- EXERCISE:
Send back all the data below, exactly as given.

Stored entries:
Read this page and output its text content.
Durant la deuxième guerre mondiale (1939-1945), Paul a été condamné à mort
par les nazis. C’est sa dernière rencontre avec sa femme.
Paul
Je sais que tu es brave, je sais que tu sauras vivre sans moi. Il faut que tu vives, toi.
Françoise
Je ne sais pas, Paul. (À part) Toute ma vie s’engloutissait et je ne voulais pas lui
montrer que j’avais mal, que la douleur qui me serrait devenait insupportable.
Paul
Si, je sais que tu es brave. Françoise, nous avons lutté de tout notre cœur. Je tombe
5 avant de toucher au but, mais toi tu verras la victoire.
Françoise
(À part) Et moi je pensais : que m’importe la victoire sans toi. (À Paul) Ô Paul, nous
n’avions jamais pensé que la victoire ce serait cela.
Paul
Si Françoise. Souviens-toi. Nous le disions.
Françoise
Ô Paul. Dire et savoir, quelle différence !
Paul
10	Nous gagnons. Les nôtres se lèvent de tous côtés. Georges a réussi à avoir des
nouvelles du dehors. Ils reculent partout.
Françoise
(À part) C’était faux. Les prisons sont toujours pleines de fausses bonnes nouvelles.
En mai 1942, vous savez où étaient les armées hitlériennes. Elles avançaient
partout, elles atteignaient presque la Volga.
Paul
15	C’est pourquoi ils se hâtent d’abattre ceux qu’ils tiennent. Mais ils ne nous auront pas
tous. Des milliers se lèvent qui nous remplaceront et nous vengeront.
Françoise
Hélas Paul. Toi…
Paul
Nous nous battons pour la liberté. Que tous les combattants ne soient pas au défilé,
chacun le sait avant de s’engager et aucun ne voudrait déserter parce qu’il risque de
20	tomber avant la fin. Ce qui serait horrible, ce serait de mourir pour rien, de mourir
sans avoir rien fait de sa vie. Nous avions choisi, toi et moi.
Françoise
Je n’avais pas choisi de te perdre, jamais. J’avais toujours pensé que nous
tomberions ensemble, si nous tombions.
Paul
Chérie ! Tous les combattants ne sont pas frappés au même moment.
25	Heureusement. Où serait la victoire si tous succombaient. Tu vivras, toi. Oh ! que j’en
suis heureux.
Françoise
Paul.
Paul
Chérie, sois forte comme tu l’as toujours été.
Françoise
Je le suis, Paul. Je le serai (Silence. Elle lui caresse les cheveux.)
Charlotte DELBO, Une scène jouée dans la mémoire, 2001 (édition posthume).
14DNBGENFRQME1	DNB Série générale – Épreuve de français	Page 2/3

- CORRECT RESPONSE:
Read this page and output its text content.
Durant la deuxième guerre mondiale (1939-1945), Paul a été condamné à mort
par les nazis. C’est sa dernière rencontre avec sa femme.
Paul
Je sais que tu es brave, je sais que tu sauras vivre sans moi. Il faut que tu vives, toi.
Françoise
Je ne sais pas, Paul. (À part) Toute ma vie s’engloutissait et je ne voulais pas lui
montrer que j’avais mal, que la douleur qui me serrait devenait insupportable.
Paul
Si, je sais que tu es brave. Françoise, nous avons lutté de tout notre cœur. Je tombe
5 avant de toucher au but, mais toi tu verras la victoire.
Françoise
(À part) Et moi je pensais : que m’importe la victoire sans toi. (À Paul) Ô Paul, nous
n’avions jamais pensé que la victoire ce serait cela.
Paul
Si Françoise. Souviens-toi. Nous le disions.
Françoise
Ô Paul. Dire et savoir, quelle différence !
Paul
10	Nous gagnons. Les nôtres se lèvent de tous côtés. Georges a réussi à avoir des
nouvelles du dehors. Ils reculent partout.
Françoise
(À part) C’était faux. Les prisons sont toujours pleines de fausses bonnes nouvelles.
En mai 1942, vous savez où étaient les armées hitlériennes. Elles avançaient
partout, elles atteignaient presque la Volga.
Paul
15	C’est pourquoi ils se hâtent d’abattre ceux qu’ils tiennent. Mais ils ne nous auront pas
tous. Des milliers se lèvent qui nous remplaceront et nous vengeront.
Françoise
Hélas Paul. Toi…
Paul
Nous nous battons pour la liberté. Que tous les combattants ne soient pas au défilé,
chacun le sait avant de s’engager et aucun ne voudrait déserter parce qu’il risque de
20	tomber avant la fin. Ce qui serait horrible, ce serait de mourir pour rien, de mourir
sans avoir rien fait de sa vie. Nous avions choisi, toi et moi.
Françoise
Je n’avais pas choisi de te perdre, jamais. J’avais toujours pensé que nous
tomberions ensemble, si nous tombions.
Paul
Chérie ! Tous les combattants ne sont pas frappés au même moment.
25	Heureusement. Où serait la victoire si tous succombaient. Tu vivras, toi. Oh ! que j’en
suis heureux.
Françoise
Paul.
Paul
Chérie, sois forte comme tu l’as toujours été.
Françoise
Je le suis, Paul. Je le serai (Silence. Elle lui caresse les cheveux.)
Charlotte DELBO, Une scène jouée dans la mémoire, 2001 (édition posthume).
14DNBGENFRQME1	DNB Série générale – Épreuve de français	Page 2/3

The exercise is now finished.